Given information start

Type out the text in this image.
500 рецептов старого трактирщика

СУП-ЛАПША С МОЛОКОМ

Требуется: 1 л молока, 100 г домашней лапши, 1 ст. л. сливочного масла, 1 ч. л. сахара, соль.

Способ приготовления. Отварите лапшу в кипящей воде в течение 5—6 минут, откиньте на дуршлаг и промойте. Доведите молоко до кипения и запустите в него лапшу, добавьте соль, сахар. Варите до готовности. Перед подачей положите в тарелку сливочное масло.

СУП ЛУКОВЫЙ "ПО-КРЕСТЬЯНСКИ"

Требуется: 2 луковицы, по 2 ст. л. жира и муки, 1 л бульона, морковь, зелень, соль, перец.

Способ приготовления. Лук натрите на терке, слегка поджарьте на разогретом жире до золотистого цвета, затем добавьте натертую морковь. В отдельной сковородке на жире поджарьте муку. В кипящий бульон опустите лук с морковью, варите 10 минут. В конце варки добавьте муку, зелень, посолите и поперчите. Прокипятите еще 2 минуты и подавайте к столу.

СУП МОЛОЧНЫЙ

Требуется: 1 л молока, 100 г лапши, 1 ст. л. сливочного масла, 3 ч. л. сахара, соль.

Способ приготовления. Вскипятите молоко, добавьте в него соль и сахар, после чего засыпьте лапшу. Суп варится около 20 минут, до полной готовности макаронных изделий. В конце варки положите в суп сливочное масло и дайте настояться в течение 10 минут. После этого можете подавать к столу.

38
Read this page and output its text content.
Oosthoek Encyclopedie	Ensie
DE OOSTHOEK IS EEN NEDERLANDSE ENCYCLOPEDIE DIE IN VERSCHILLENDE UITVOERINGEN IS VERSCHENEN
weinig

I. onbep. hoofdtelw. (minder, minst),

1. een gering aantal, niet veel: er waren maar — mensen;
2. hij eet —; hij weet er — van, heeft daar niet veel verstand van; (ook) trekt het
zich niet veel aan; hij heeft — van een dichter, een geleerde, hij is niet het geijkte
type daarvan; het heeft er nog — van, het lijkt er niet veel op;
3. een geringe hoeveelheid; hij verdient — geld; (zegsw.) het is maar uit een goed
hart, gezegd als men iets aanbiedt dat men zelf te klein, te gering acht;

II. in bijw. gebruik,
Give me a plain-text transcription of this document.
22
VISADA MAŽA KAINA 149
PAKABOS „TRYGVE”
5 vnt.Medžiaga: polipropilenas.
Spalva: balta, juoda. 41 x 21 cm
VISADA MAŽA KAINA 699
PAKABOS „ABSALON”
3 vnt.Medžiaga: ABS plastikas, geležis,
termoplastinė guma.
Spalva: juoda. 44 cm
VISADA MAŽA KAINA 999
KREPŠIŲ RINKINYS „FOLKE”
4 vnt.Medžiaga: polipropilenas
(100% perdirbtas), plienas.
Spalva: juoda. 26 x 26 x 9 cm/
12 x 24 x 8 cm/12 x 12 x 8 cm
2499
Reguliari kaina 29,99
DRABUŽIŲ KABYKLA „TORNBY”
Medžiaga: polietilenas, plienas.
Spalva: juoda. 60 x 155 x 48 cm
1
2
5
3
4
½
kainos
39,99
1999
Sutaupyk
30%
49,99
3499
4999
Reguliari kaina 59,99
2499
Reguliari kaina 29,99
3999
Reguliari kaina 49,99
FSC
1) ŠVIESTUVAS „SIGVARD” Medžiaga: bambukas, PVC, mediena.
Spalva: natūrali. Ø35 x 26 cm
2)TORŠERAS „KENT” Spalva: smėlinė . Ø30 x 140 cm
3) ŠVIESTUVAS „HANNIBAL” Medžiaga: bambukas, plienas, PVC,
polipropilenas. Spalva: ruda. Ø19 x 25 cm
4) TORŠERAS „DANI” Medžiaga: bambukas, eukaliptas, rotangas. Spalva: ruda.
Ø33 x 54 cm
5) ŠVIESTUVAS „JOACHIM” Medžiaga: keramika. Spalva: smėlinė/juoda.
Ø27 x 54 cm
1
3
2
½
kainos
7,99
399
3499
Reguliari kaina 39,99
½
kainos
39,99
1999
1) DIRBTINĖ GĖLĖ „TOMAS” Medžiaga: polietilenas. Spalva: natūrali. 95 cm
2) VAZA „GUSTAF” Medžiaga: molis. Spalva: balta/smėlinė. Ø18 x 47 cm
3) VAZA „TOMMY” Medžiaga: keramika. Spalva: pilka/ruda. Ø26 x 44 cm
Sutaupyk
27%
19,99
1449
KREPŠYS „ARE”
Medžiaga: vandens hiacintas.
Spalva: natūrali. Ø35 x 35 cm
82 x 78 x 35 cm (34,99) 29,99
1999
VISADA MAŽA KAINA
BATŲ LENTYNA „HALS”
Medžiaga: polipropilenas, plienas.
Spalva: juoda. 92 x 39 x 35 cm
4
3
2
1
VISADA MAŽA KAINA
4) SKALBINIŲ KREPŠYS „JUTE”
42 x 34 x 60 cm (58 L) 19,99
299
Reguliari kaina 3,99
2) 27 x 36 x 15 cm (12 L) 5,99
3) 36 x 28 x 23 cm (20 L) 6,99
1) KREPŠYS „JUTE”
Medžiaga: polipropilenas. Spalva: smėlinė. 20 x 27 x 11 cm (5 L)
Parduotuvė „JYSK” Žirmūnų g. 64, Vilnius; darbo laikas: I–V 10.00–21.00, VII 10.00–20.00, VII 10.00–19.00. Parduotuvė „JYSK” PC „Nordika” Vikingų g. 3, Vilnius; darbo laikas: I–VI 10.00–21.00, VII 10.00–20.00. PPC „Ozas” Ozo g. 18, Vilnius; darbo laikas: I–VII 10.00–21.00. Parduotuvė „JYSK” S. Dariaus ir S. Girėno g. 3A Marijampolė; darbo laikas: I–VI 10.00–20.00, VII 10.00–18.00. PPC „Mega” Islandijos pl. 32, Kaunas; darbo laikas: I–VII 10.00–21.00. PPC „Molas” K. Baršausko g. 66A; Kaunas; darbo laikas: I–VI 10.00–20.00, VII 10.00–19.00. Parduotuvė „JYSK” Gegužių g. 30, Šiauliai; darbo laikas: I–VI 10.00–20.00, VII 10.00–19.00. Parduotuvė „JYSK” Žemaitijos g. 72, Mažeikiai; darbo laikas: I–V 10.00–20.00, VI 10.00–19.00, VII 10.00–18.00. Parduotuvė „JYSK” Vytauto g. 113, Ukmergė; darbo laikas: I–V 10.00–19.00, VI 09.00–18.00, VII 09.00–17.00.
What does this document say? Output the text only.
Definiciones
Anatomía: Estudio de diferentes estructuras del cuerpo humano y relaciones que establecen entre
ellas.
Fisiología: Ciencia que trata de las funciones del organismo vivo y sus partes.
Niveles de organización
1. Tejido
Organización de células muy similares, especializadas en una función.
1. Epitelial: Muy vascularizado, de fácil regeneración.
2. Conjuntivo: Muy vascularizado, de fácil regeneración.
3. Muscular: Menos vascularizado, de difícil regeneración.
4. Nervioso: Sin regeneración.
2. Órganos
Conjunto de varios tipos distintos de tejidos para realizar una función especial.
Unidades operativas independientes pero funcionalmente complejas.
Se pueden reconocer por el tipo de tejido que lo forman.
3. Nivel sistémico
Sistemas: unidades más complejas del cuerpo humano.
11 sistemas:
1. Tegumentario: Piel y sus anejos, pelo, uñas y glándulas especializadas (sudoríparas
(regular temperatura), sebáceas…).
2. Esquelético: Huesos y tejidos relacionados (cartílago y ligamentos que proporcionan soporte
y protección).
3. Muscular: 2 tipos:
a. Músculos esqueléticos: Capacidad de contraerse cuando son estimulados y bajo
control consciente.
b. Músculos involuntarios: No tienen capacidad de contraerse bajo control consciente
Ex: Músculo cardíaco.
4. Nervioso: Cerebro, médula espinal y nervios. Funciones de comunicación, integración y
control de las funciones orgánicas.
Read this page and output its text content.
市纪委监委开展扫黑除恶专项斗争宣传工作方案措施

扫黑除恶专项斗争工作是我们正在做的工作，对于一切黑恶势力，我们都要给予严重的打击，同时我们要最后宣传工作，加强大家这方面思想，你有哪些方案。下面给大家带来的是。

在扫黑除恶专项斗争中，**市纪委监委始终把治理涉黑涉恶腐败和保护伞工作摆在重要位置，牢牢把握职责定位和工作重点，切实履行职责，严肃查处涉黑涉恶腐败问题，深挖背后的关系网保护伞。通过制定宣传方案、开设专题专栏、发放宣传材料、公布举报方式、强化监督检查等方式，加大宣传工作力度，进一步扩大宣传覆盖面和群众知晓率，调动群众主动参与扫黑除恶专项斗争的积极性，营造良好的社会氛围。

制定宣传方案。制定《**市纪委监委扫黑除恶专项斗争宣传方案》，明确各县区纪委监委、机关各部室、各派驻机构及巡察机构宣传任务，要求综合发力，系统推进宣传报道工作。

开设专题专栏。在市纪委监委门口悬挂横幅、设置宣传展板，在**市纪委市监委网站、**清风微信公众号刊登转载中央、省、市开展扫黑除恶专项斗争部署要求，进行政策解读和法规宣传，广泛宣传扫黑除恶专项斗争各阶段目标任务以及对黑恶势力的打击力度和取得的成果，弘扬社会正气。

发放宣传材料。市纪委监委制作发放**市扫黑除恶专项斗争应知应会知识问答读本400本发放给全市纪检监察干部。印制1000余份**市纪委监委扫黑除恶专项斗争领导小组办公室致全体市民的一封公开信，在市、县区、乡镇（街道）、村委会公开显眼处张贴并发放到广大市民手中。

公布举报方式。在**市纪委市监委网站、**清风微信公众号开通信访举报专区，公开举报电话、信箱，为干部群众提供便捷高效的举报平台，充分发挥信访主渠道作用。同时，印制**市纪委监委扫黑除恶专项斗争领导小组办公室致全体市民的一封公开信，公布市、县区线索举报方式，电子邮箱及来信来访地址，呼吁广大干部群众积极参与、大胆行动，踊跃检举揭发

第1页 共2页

Given information end

◆ Work instructions ◆
Identify every line holding the word "Reguliari" and copy it out.

◆ Task answer ◆
Reguliari kaina 29,99
Reguliari kaina 59,99
Reguliari kaina 29,99
Reguliari kaina 49,99
Reguliari kaina 39,99
Reguliari kaina 3,99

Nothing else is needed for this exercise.